What the task requires – Leave out every picture, then transcribe the rest of the listing exactly.

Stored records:
---

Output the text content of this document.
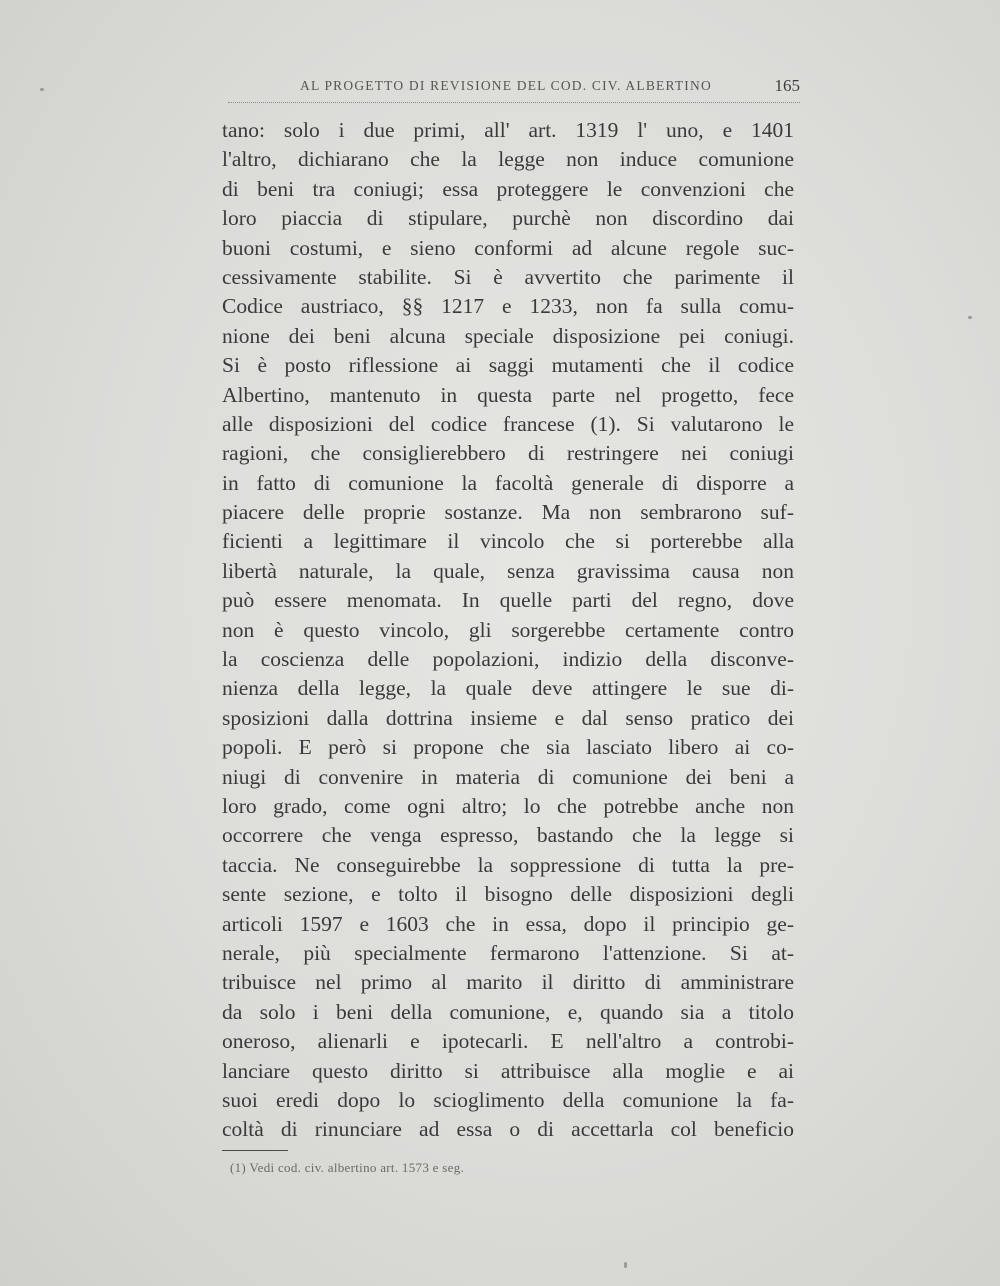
AL PROGETTO DI REVISIONE DEL COD. CIV. ALBERTINO	165
tano: solo i due primi, all' art. 1319 l' uno, e 1401
l'altro, dichiarano che la legge non induce comunione
di beni tra coniugi; essa proteggere le convenzioni che
loro piaccia di stipulare, purchè non discordino dai
buoni costumi, e sieno conformi ad alcune regole suc-
cessivamente stabilite. Si è avvertito che parimente il
Codice austriaco, §§ 1217 e 1233, non fa sulla comu-
nione dei beni alcuna speciale disposizione pei coniugi.
Si è posto riflessione ai saggi mutamenti che il codice
Albertino, mantenuto in questa parte nel progetto, fece
alle disposizioni del codice francese (1). Si valutarono le
ragioni, che consiglierebbero di restringere nei coniugi
in fatto di comunione la facoltà generale di disporre a
piacere delle proprie sostanze. Ma non sembrarono suf-
ficienti a legittimare il vincolo che si porterebbe alla
libertà naturale, la quale, senza gravissima causa non
può essere menomata. In quelle parti del regno, dove
non è questo vincolo, gli sorgerebbe certamente contro
la coscienza delle popolazioni, indizio della disconve-
nienza della legge, la quale deve attingere le sue di-
sposizioni dalla dottrina insieme e dal senso pratico dei
popoli. E però si propone che sia lasciato libero ai co-
niugi di convenire in materia di comunione dei beni a
loro grado, come ogni altro; lo che potrebbe anche non
occorrere che venga espresso, bastando che la legge si
taccia. Ne conseguirebbe la soppressione di tutta la pre-
sente sezione, e tolto il bisogno delle disposizioni degli
articoli 1597 e 1603 che in essa, dopo il principio ge-
nerale, più specialmente fermarono l'attenzione. Si at-
tribuisce nel primo al marito il diritto di amministrare
da solo i beni della comunione, e, quando sia a titolo
oneroso, alienarli e ipotecarli. E nell'altro a controbi-
lanciare questo diritto si attribuisce alla moglie e ai
suoi eredi dopo lo scioglimento della comunione la fa-
coltà di rinunciare ad essa o di accettarla col beneficio
(1) Vedi cod. civ. albertino art. 1573 e seg.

---

Final result –
Output the text content of this document.
AL PROGETTO DI REVISIONE DEL COD. CIV. ALBERTINO	165
tano: solo i due primi, all' art. 1319 l' uno, e 1401
l'altro, dichiarano che la legge non induce comunione
di beni tra coniugi; essa proteggere le convenzioni che
loro piaccia di stipulare, purchè non discordino dai
buoni costumi, e sieno conformi ad alcune regole suc-
cessivamente stabilite. Si è avvertito che parimente il
Codice austriaco, §§ 1217 e 1233, non fa sulla comu-
nione dei beni alcuna speciale disposizione pei coniugi.
Si è posto riflessione ai saggi mutamenti che il codice
Albertino, mantenuto in questa parte nel progetto, fece
alle disposizioni del codice francese (1). Si valutarono le
ragioni, che consiglierebbero di restringere nei coniugi
in fatto di comunione la facoltà generale di disporre a
piacere delle proprie sostanze. Ma non sembrarono suf-
ficienti a legittimare il vincolo che si porterebbe alla
libertà naturale, la quale, senza gravissima causa non
può essere menomata. In quelle parti del regno, dove
non è questo vincolo, gli sorgerebbe certamente contro
la coscienza delle popolazioni, indizio della disconve-
nienza della legge, la quale deve attingere le sue di-
sposizioni dalla dottrina insieme e dal senso pratico dei
popoli. E però si propone che sia lasciato libero ai co-
niugi di convenire in materia di comunione dei beni a
loro grado, come ogni altro; lo che potrebbe anche non
occorrere che venga espresso, bastando che la legge si
taccia. Ne conseguirebbe la soppressione di tutta la pre-
sente sezione, e tolto il bisogno delle disposizioni degli
articoli 1597 e 1603 che in essa, dopo il principio ge-
nerale, più specialmente fermarono l'attenzione. Si at-
tribuisce nel primo al marito il diritto di amministrare
da solo i beni della comunione, e, quando sia a titolo
oneroso, alienarli e ipotecarli. E nell'altro a controbi-
lanciare questo diritto si attribuisce alla moglie e ai
suoi eredi dopo lo scioglimento della comunione la fa-
coltà di rinunciare ad essa o di accettarla col beneficio
(1) Vedi cod. civ. albertino art. 1573 e seg.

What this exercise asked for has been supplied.